What you need to do -> Note how many lines in the entries contain the string "ENGINE", then give that number and nothing else.
BEGIN Records provided
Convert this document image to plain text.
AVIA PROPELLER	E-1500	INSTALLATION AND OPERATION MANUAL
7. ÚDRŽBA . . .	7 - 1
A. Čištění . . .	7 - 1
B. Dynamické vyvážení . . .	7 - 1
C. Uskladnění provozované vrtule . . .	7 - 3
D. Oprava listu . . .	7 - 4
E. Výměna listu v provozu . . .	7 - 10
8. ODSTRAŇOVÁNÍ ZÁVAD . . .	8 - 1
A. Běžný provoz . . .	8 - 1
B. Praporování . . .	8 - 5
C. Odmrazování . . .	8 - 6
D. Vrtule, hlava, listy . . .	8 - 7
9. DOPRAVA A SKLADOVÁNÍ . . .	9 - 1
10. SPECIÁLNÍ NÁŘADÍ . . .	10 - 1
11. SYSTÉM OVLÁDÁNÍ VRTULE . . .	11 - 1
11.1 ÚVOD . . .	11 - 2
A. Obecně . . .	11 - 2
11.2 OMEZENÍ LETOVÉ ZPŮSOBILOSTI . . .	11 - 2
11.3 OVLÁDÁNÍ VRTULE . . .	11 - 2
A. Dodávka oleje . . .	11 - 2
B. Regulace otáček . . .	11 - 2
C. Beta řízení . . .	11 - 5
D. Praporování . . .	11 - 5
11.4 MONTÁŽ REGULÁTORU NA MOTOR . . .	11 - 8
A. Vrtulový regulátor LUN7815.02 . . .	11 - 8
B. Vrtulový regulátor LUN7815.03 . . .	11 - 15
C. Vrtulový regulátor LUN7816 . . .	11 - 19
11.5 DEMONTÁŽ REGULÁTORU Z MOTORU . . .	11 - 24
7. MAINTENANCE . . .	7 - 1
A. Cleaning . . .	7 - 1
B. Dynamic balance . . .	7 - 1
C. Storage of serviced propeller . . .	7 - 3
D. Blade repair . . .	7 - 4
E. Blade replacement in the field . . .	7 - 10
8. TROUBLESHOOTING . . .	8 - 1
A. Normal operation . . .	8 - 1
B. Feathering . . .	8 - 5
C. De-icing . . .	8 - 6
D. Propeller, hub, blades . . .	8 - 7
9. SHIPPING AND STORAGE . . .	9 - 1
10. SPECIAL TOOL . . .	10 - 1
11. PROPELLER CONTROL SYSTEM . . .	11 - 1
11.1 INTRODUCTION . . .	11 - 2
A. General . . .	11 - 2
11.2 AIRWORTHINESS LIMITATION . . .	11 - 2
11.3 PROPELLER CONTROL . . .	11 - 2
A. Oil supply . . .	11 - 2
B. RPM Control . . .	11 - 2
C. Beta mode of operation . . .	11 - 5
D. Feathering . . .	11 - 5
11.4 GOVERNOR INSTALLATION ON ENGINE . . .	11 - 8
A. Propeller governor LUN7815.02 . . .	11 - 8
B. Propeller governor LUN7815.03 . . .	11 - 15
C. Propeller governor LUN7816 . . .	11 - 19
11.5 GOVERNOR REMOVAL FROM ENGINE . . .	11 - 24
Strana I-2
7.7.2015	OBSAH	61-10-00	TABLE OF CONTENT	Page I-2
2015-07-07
END Records provided
Correct answer -> 2